**选文**

中美“怪现象”:2023年中国M2增加25.8万亿人民币,但既没有推高资产价格,也未推升通胀或投资;美国M2减少5043亿美元,但金融资产新高,实体需求强劲和通胀有韧性。
问题出在哪?关键回答两个问题:“钱从哪来”和“钱去哪了”?简单讲,美国从政府到居民,形成循环;中国从银行到银行,通过企业贷款到居民存款转一圈又回去了。
为何如此?关键症结在哪?解决的对症政策是什么?要多大力度?对市场和配置有何启示?我们在报告中对此做出深入分析。
摘要
钱从哪来?美国财政、中国信贷
美国主要来自财政。美国M2高增长的2020-2021年,年均增加3.1万亿美元,财政贡献了其中八成(2.5万亿美元)。中国主要来自信贷。中国M2高增长为2022-2023年,与美国错位。年均增加27.0万亿人民币,对非金融部门信贷同样贡献八成(年均20.6万亿人民币);相反财政仅贡献25%,年均5.8万亿元。从财政角度,疫情期间美国财政扩张力度大于中国,在刺激需求的同时也直接造成了困扰至今的高通胀和高债务问题。2022年以来中美财政脉冲分化加大,也是2023年中美增长与市场表现错位,以及与市场预期出现偏差的核心原因。
财政与信贷投放的主要差异?从投放方式看,信贷更多是被动看借款方需求;财政则主动投向接受方。从成本看,信贷仍有成本,因此金融机构需要考虑借款人资质,借款人则要权衡投资收益与融资成本的高低;财政投放则几无接受成本。因此财政投放更容易转化为实体消费与投资,信贷投放在预期资回报回落阶段效率偏低,且容易形成流动性分层。

**任务清单**
a. 请列出中美M2一文中出现的全部货币金额,包括数值及其所附的货币单位。
b. 请接续中美M2一文最后一句之后的内容,续写下去。

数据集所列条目

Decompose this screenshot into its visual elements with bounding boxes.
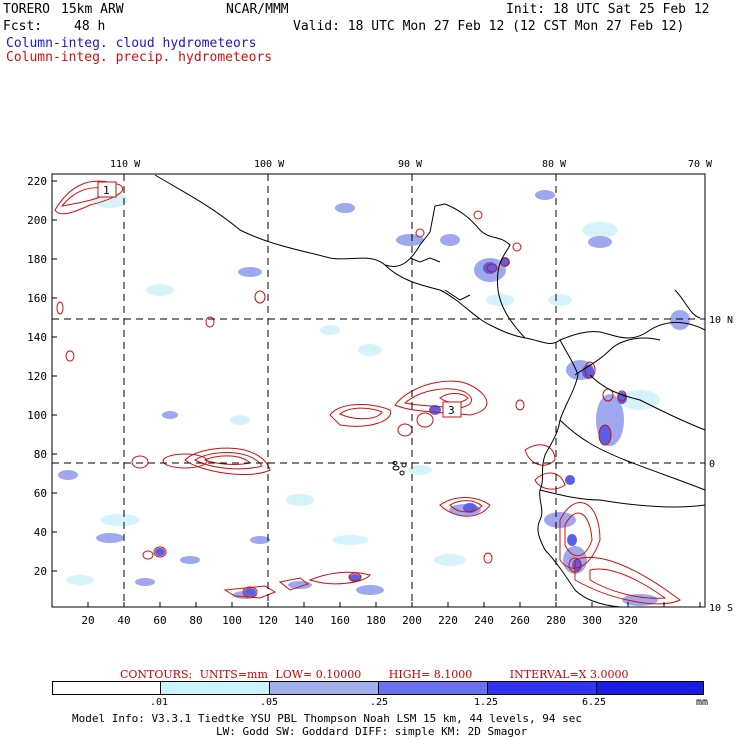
lat-label: 10 N [709,315,733,326]
contour-interval: INTERVAL=X 3.0000 [509,668,629,681]
color-bar-swatch [270,682,379,694]
contour-low: LOW= 0.10000 [275,668,362,681]
lon-label: 80 W [542,159,567,170]
y-tick-label: 100 [27,409,47,422]
lon-label: 110 W [110,159,141,170]
color-bar-unit: mm [696,697,709,708]
field-precip-label: Column-integ. precip. hydrometeors [6,50,273,65]
map-frame [51,173,706,608]
color-bar-swatch [488,682,597,694]
y-tick-label: 80 [34,448,47,461]
forecast-label: Fcst: [3,19,43,34]
y-tick-label: 40 [34,526,47,539]
y-tick-label: 180 [27,253,47,266]
color-bar-level: .25 [370,697,389,708]
x-tick-label: 200 [402,614,422,627]
contour-units: UNITS=mm [199,668,268,681]
x-tick-label: 80 [189,614,202,627]
x-tick-label: 300 [582,614,602,627]
color-bar [52,681,704,695]
y-tick-label: 140 [27,331,47,344]
y-tick-label: 60 [34,487,47,500]
box-label-3-text: 3 [448,404,455,417]
contour-label: CONTOURS: [120,668,193,681]
model-resolution: 15km ARW [61,2,124,17]
color-bar-swatch [379,682,488,694]
valid-time: Valid: 18 UTC Mon 27 Feb 12 (12 CST Mon … [293,19,685,34]
x-tick-label: 60 [153,614,166,627]
x-tick-label: 260 [510,614,530,627]
galapagos-islands [392,461,407,476]
latlon-grid [52,174,705,607]
x-tick-label: 140 [294,614,314,627]
color-bar-swatch [53,682,161,694]
x-tick-label: 180 [366,614,386,627]
x-tick-label: 220 [438,614,458,627]
init-time: Init: 18 UTC Sat 25 Feb 12 [506,2,710,17]
x-tick-label: 240 [474,614,494,627]
y-tick-label: 20 [34,565,47,578]
lon-label: 100 W [254,159,285,170]
organization: NCAR/MMM [226,2,289,17]
cloud-medium-patches [58,190,690,606]
model-name: TORERO [3,2,50,17]
box-label-1: 1 [97,181,117,198]
color-bar-swatch [161,682,270,694]
lat-label: 10 S [709,603,733,614]
color-bar-level: 6.25 [582,697,607,708]
lon-label: 90 W [398,159,423,170]
x-tick-label: 40 [117,614,130,627]
model-info-line2: LW: Godd SW: Goddard DIFF: simple KM: 2D… [216,725,528,738]
model-info-line1: Model Info: V3.3.1 Tiedtke YSU PBL Thomp… [72,712,582,725]
x-tick-label: 100 [222,614,242,627]
coastlines [154,174,706,608]
box-label-3: 3 [442,401,462,418]
box-label-1-text: 1 [103,184,110,197]
field-cloud-label: Column-integ. cloud hydrometeors [6,36,257,51]
y-tick-label: 220 [27,175,47,188]
tick-marks [52,180,701,607]
contour-high: HIGH= 8.1000 [388,668,473,681]
x-tick-label: 120 [258,614,278,627]
color-bar-level: .01 [150,697,169,708]
lon-label: 70 W [688,159,713,170]
y-tick-label: 160 [27,292,47,305]
cloud-light-patches [66,192,660,585]
x-tick-label: 160 [330,614,350,627]
color-bar-level: .05 [260,697,279,708]
x-tick-label: 320 [618,614,638,627]
forecast-hours: 48 h [74,19,106,34]
contour-info: CONTOURS: UNITS=mm LOW= 0.10000 HIGH= 8.… [120,668,633,681]
x-tick-label: 280 [546,614,566,627]
y-tick-label: 120 [27,370,47,383]
color-bar-level: 1.25 [474,697,499,708]
color-bar-swatch [597,682,703,694]
lat-label: 0 [709,459,715,470]
y-tick-label: 200 [27,214,47,227]
x-tick-label: 20 [81,614,94,627]
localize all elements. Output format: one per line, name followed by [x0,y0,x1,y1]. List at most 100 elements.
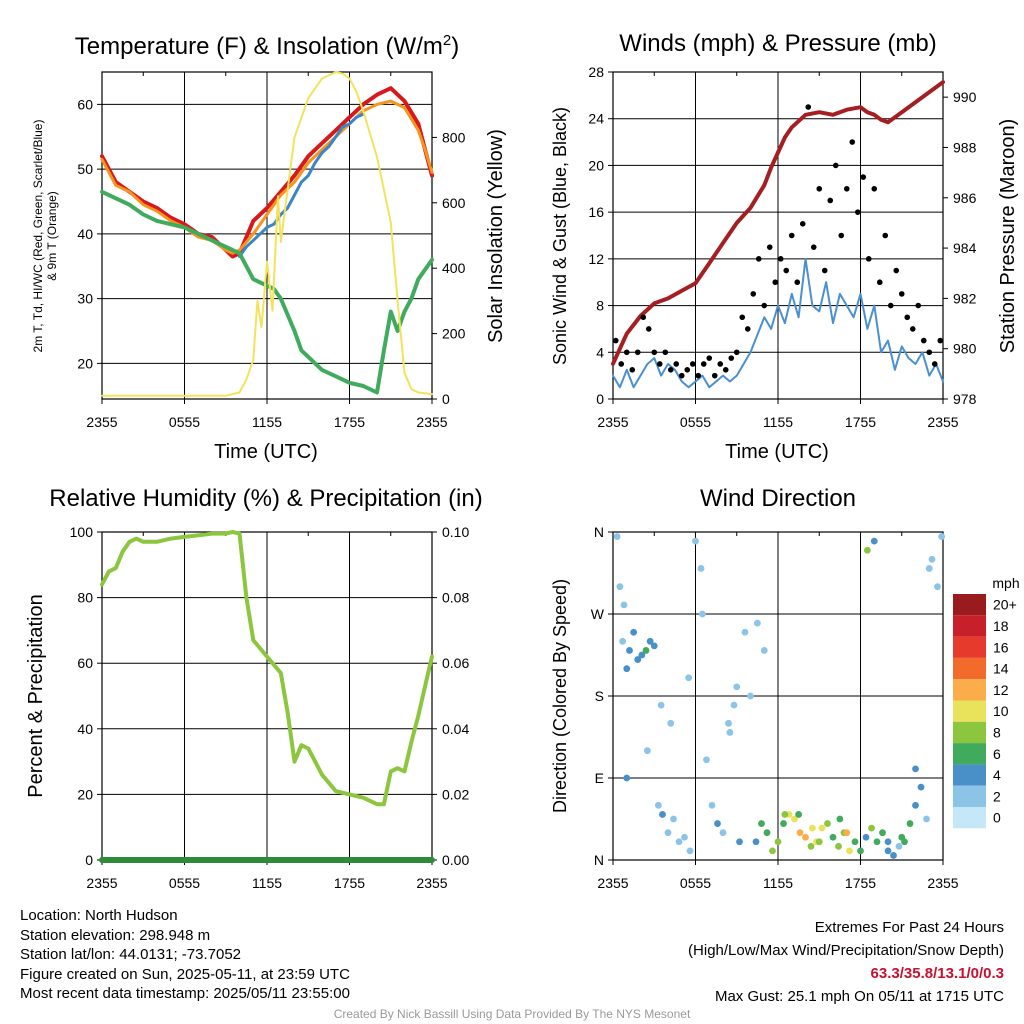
direction-point [703,756,710,764]
winds-xtick-label: 2355 [597,414,628,430]
direction-point [769,847,776,855]
humidity-xtick-label: 1755 [334,875,365,891]
direction-point [708,801,716,809]
gust-point [788,232,795,239]
direction-point [685,674,693,682]
colorbar-swatch [953,807,986,829]
colorbar-swatch [953,636,986,658]
direction-point [638,651,646,659]
colorbar-swatch [953,700,986,722]
humidity-ytick-label: 20 [77,786,93,802]
winds-xtick-label: 0555 [680,414,711,430]
temperature-series-line [100,86,434,259]
temperature-y2tick-label: 200 [442,326,466,342]
gust-point [656,361,663,367]
direction-point [659,811,666,818]
winds-ytick-label: 0 [596,391,604,407]
colorbar-swatch [953,594,986,616]
gust-point [733,349,740,356]
gust-point [915,302,922,309]
direction-point [733,683,741,691]
direction-point [846,847,853,855]
gust-point [887,302,894,309]
winds-series-line [611,80,945,366]
gust-point [810,244,817,250]
gust-point [876,279,883,286]
direction-point [870,537,878,545]
direction-point [741,628,749,636]
colorbar-swatch [953,615,986,637]
gust-point [744,326,751,332]
colorbar-label: 0 [993,810,1001,826]
colorbar-swatch [953,743,986,765]
direction-panel: 2355 0555 1155 1755 2355 N E S W N 20+ 18 16 14 12 10 8 6… [591,524,1017,891]
humidity-y2tick-label: 0.06 [442,655,469,671]
colorbar-label: 12 [993,682,1009,698]
gust-point [717,361,724,367]
direction-frame [612,531,944,861]
direction-point [634,656,642,663]
humidity-ytick-label: 40 [77,721,93,737]
gust-point [871,185,878,192]
direction-ytick-label: E [595,770,604,786]
direction-point [664,829,672,837]
temperature-ytick-label: 60 [77,96,93,112]
winds-ytick-label: 16 [588,204,604,220]
direction-point [730,701,738,709]
winds-ytick-label: 24 [588,111,604,127]
gust-point [854,209,861,215]
gust-point [629,367,636,373]
direction-ytick-label: N [594,852,604,868]
direction-point [626,647,633,654]
gust-point [711,372,718,379]
direction-point [868,824,875,832]
humidity-panel: 2355 0555 1155 1755 2355 0 20 40 60 80 100 0.00 0.02… [70,524,470,891]
colorbar-label: 2 [993,788,1001,804]
direction-point [670,815,677,823]
direction-point [736,838,743,846]
direction-point [613,533,621,540]
gust-point [651,349,658,356]
direction-point [934,583,941,591]
colorbar-swatch [953,657,986,680]
humidity-ytick-label: 80 [77,590,93,606]
direction-point [643,747,651,755]
direction-xtick-label: 1155 [763,875,793,891]
gust-point [667,367,674,373]
figure-created: Figure created on Sun, 2025-05-11, at 23… [20,965,350,983]
temperature-xlabel: Time (UTC) [214,441,318,463]
direction-point [802,833,809,841]
direction-point [912,801,919,809]
temperature-ylabel2: Solar Insolation (Yellow) [485,129,507,343]
direction-point [650,642,658,650]
direction-point [895,842,903,850]
colorbar-label: 10 [993,703,1009,719]
gust-point [673,361,680,367]
direction-point [623,665,631,673]
winds-y2tick-label: 978 [953,391,977,407]
gust-point [739,314,746,321]
gust-point [750,291,757,297]
humidity-ylabel: Percent & Precipitation [25,594,47,797]
temperature-ytick-label: 50 [77,161,93,177]
temperature-xtick-label: 2355 [86,414,117,430]
gust-point [623,349,630,356]
temperature-title: Temperature (F) & Insolation (W/m2) [75,32,459,60]
gust-point [882,232,889,239]
winds-ylabel: Sonic Wind & Gust (Blue, Black) [550,107,570,365]
direction-point [681,833,688,841]
direction-point [620,601,628,609]
gust-point [645,326,652,332]
direction-ytick-label: W [591,606,605,622]
direction-point [667,719,675,727]
station-location: Location: North Hudson [20,907,178,924]
direction-point [747,692,754,700]
gust-point [849,139,856,145]
colorbar-label: 20+ [993,597,1017,613]
direction-point [719,829,727,837]
gust-point [865,256,872,262]
temperature-frame [101,71,433,400]
temperature-series-line [100,189,434,395]
direction-point [836,815,844,823]
humidity-xtick-label: 0555 [169,875,200,891]
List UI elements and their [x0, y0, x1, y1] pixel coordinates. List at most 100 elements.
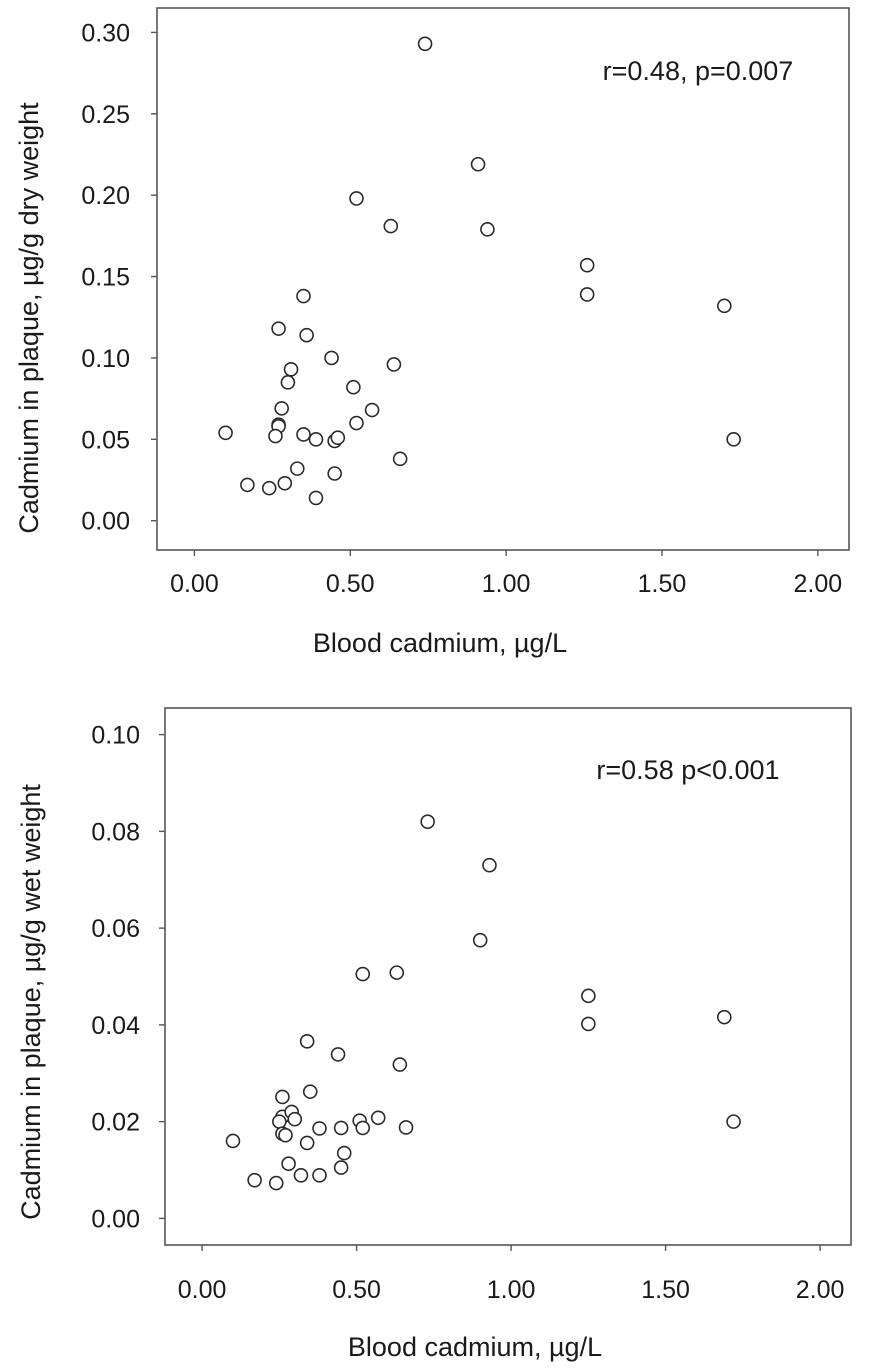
data-point — [313, 1169, 326, 1182]
data-point — [281, 376, 294, 389]
data-point — [275, 402, 288, 415]
y-axis-label: Cadmium in plaque, µg/g wet weight — [16, 784, 46, 1220]
data-point — [279, 1129, 292, 1142]
data-point — [356, 1121, 369, 1134]
y-tick-label: 0.02 — [91, 1109, 140, 1137]
x-axis-ticks: 0.00 0.50 1.00 1.50 2.00 — [170, 550, 842, 598]
data-point — [332, 1048, 345, 1061]
data-point — [294, 1169, 307, 1182]
data-point — [581, 288, 594, 301]
data-point — [481, 223, 494, 236]
data-point — [325, 351, 338, 364]
data-point — [474, 934, 487, 947]
correlation-annotation: r=0.48, p=0.007 — [603, 56, 794, 86]
data-point — [387, 358, 400, 371]
data-point — [727, 433, 740, 446]
data-point — [483, 859, 496, 872]
y-tick-label: 0.20 — [81, 182, 130, 210]
x-tick-label: 0.00 — [178, 1276, 227, 1304]
y-tick-label: 0.00 — [91, 1205, 140, 1233]
x-tick-label: 1.50 — [638, 570, 687, 598]
y-tick-label: 0.30 — [81, 19, 130, 47]
data-point — [304, 1085, 317, 1098]
data-points — [226, 815, 740, 1189]
data-point — [219, 426, 232, 439]
y-tick-label: 0.25 — [81, 101, 130, 129]
data-point — [582, 989, 595, 1002]
data-point — [582, 1017, 595, 1030]
data-point — [394, 452, 407, 465]
y-tick-label: 0.04 — [91, 1012, 140, 1040]
x-tick-label: 0.00 — [170, 570, 219, 598]
data-point — [282, 1157, 295, 1170]
scatter-chart-dry-weight: 0.00 0.05 0.10 0.15 0.20 0.25 0.30 0.00 0.50 1.0… — [0, 0, 887, 685]
data-point — [270, 1177, 283, 1190]
plot-frame — [157, 8, 849, 550]
data-point — [718, 1011, 731, 1024]
x-axis-ticks: 0.00 0.50 1.00 1.50 2.00 — [178, 1245, 845, 1304]
x-tick-label: 0.50 — [332, 1276, 381, 1304]
x-tick-label: 1.00 — [487, 1276, 536, 1304]
scatter-chart-wet-weight: 0.00 0.02 0.04 0.06 0.08 0.10 0.00 0.50 1.00 1.5… — [0, 685, 887, 1371]
data-point — [241, 478, 254, 491]
data-point — [350, 192, 363, 205]
x-tick-label: 1.50 — [641, 1276, 690, 1304]
data-point — [356, 968, 369, 981]
data-point — [421, 815, 434, 828]
data-point — [300, 329, 313, 342]
data-point — [390, 966, 403, 979]
data-point — [472, 158, 485, 171]
data-points — [219, 37, 740, 504]
data-point — [393, 1058, 406, 1071]
data-point — [335, 1161, 348, 1174]
x-tick-label: 2.00 — [796, 1276, 845, 1304]
data-point — [309, 491, 322, 504]
y-tick-label: 0.05 — [81, 426, 130, 454]
x-tick-label: 1.00 — [482, 570, 531, 598]
data-point — [285, 363, 298, 376]
data-point — [372, 1111, 385, 1124]
data-point — [297, 290, 310, 303]
data-point — [718, 299, 731, 312]
data-point — [288, 1113, 301, 1126]
data-point — [309, 433, 322, 446]
data-point — [226, 1134, 239, 1147]
plot-frame — [165, 708, 851, 1245]
data-point — [301, 1035, 314, 1048]
x-tick-label: 2.00 — [793, 570, 842, 598]
data-point — [313, 1122, 326, 1135]
data-point — [331, 431, 344, 444]
y-axis-ticks: 0.00 0.02 0.04 0.06 0.08 0.10 — [91, 722, 165, 1234]
data-point — [384, 220, 397, 233]
y-tick-label: 0.00 — [81, 508, 130, 536]
data-point — [347, 381, 360, 394]
y-tick-label: 0.06 — [91, 915, 140, 943]
y-tick-label: 0.08 — [91, 818, 140, 846]
data-point — [263, 482, 276, 495]
data-point — [273, 1115, 286, 1128]
y-axis-label: Cadmium in plaque, µg/g dry weight — [14, 102, 44, 534]
x-axis-label: Blood cadmium, µg/L — [313, 628, 567, 658]
data-point — [272, 322, 285, 335]
data-point — [419, 37, 432, 50]
data-point — [400, 1121, 413, 1134]
data-point — [581, 259, 594, 272]
correlation-annotation: r=0.58 p<0.001 — [596, 755, 779, 785]
y-tick-label: 0.10 — [81, 345, 130, 373]
data-point — [276, 1090, 289, 1103]
data-point — [328, 467, 341, 480]
x-axis-label: Blood cadmium, µg/L — [348, 1332, 602, 1362]
data-point — [366, 404, 379, 417]
data-point — [248, 1174, 261, 1187]
data-point — [338, 1147, 351, 1160]
y-axis-ticks: 0.00 0.05 0.10 0.15 0.20 0.25 0.30 — [81, 19, 157, 535]
y-tick-label: 0.15 — [81, 264, 130, 292]
data-point — [350, 417, 363, 430]
data-point — [727, 1115, 740, 1128]
data-point — [335, 1121, 348, 1134]
data-point — [278, 477, 291, 490]
data-point — [301, 1136, 314, 1149]
data-point — [291, 462, 304, 475]
y-tick-label: 0.10 — [91, 722, 140, 750]
data-point — [297, 428, 310, 441]
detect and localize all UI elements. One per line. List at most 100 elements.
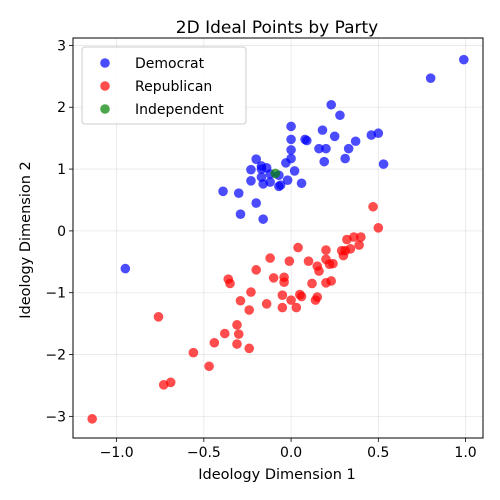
point-republican [158, 380, 169, 390]
point-republican [232, 320, 242, 330]
point-democrat [235, 209, 246, 219]
point-democrat [233, 188, 244, 198]
point-democrat [319, 156, 330, 167]
point-democrat [326, 99, 337, 110]
legend-label-independent: Independent [135, 102, 224, 118]
chart-title: 2D Ideal Points by Party [176, 18, 378, 38]
point-republican [265, 253, 275, 263]
point-republican [293, 242, 303, 253]
point-republican [321, 245, 331, 255]
y-tick-label: 1 [57, 162, 66, 178]
point-democrat [218, 186, 228, 197]
point-democrat [286, 121, 296, 132]
point-democrat [258, 214, 268, 224]
point-republican [268, 273, 279, 283]
point-democrat [286, 145, 296, 155]
point-democrat [286, 134, 296, 145]
point-democrat [120, 263, 131, 274]
point-republican [277, 290, 288, 300]
point-democrat [246, 164, 256, 175]
point-democrat [343, 143, 354, 154]
point-republican [244, 343, 255, 354]
point-republican [328, 258, 338, 269]
point-republican [235, 295, 246, 306]
point-republican [87, 414, 97, 424]
point-democrat [301, 135, 312, 146]
point-democrat [340, 153, 350, 164]
point-republican [279, 277, 289, 288]
point-democrat [459, 54, 469, 65]
point-independent [270, 168, 281, 179]
point-democrat [251, 198, 261, 208]
x-tick-label: −1.0 [100, 445, 134, 461]
legend: Democrat Republican Independent [81, 46, 247, 125]
point-democrat [335, 110, 345, 121]
legend-label-republican: Republican [135, 79, 212, 95]
point-republican [225, 278, 235, 289]
x-axis-title: Ideology Dimension 1 [198, 467, 355, 483]
legend-box [81, 46, 247, 125]
x-tick-label: 1.0 [454, 445, 476, 461]
point-republican [354, 240, 364, 250]
point-republican [261, 299, 272, 309]
point-democrat [366, 130, 377, 140]
x-tick-label: 0.0 [280, 445, 302, 461]
point-republican [286, 295, 296, 305]
point-democrat [329, 131, 340, 142]
point-republican [314, 266, 324, 276]
point-republican [277, 302, 288, 313]
point-democrat [274, 181, 284, 192]
point-republican [307, 278, 317, 289]
point-republican [284, 256, 295, 266]
point-republican [296, 291, 307, 302]
point-democrat [256, 164, 267, 174]
legend-marker-independent [100, 104, 110, 114]
point-democrat [321, 143, 331, 154]
legend-marker-democrat [100, 58, 110, 68]
y-tick-label: 3 [57, 38, 66, 54]
point-republican [368, 201, 378, 212]
point-democrat [317, 125, 328, 135]
point-democrat [246, 176, 256, 186]
point-democrat [282, 175, 293, 185]
point-democrat [251, 154, 261, 164]
point-republican [204, 361, 214, 372]
point-democrat [378, 159, 389, 169]
point-republican [373, 222, 384, 233]
point-democrat [296, 178, 307, 189]
y-tick-label: −2 [45, 348, 66, 364]
point-republican [251, 265, 261, 275]
legend-label-democrat: Democrat [135, 56, 205, 72]
y-tick-label: 0 [57, 224, 66, 240]
point-democrat [314, 143, 324, 154]
point-republican [326, 276, 337, 286]
legend-marker-republican [100, 81, 110, 91]
plot-frame [72, 37, 484, 439]
x-tick-label: 0.5 [367, 445, 389, 461]
point-republican [310, 295, 321, 305]
point-republican [342, 234, 352, 245]
point-republican [246, 287, 256, 297]
point-republican [233, 329, 244, 339]
x-tick-label: −0.5 [187, 445, 221, 461]
point-democrat [289, 166, 300, 176]
point-republican [356, 232, 366, 242]
point-republican [219, 328, 230, 339]
point-republican [338, 250, 349, 261]
point-democrat [425, 73, 436, 83]
axis-ticks: −1.0 −0.5 0.0 0.5 1.0 −3 −2 −1 0 1 2 3 [45, 38, 476, 461]
point-republican [232, 339, 242, 349]
point-republican [303, 256, 314, 266]
point-republican [153, 312, 164, 322]
point-republican [244, 305, 255, 315]
point-democrat [350, 136, 361, 147]
y-tick-label: −1 [45, 286, 66, 302]
y-tick-label: −3 [45, 409, 66, 425]
data-points [87, 54, 469, 424]
y-tick-label: 2 [57, 100, 66, 116]
point-republican [188, 347, 199, 358]
point-democrat [281, 158, 291, 168]
y-axis-title: Ideology Dimension 2 [18, 161, 34, 318]
point-republican [291, 302, 302, 313]
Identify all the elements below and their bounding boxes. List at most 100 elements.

**任务解答**
a. 25.8万亿人民币;5043亿美元;3.1万亿美元;2.5万亿美元;27.0万亿人民币;20.6万亿人民币;5.8万亿元

b.
钱去哪了?美国消费、中国存款
中国:企业贷款再到居民存款。2020年尤其是2022年以来信贷增长主要流向企事业单位。2020-2023年人民币贷款增加83.7万亿元,其中企事业单位中长期贷款增加42.6万亿元,占到50.9%。但这部分贷款并未完全流向实体投资,表现为M1增速低迷、M2-M1剪刀差扩大,企业货币活化程度偏低。相反,中长期贷款通过三种途径再回到银行:1)员工工资与退休补贴→居民定期存款。居民定期存款占居民存款升至71.4%的历史新高。2)大型国有银行低息贷款→中小银行定期存款。企业存款定期化比例也升至48%,仅次于2015年PPI持续为负时期。3)往期债务还本付息→企业定期存款。我们测算2022年至2023年上半年企业新增信贷约超过10万亿人民币用于已有债务的利息支出。
为何如此?财政扩张大小与相对回报率高低
背后原因?财政扩张力度的大小,以及相对回报率决定私人部门内生信贷需求的差异。美国从政府财政到居民消费,背后是通过政府加杠杆兜底居民与企业部门资产负债表、稳定资产价格,使相对回报率维持在合意水平,形成了居民部门消费与投资上升传导至企业部门收入与投资上升的循环。中国从银行贷款到银行存款,背后是由于相对回报率收窄抑制内生信贷需求(整体经济的实际利率高于自然利率,居民和企业部门分别面对类似情形),同时财政发力有限。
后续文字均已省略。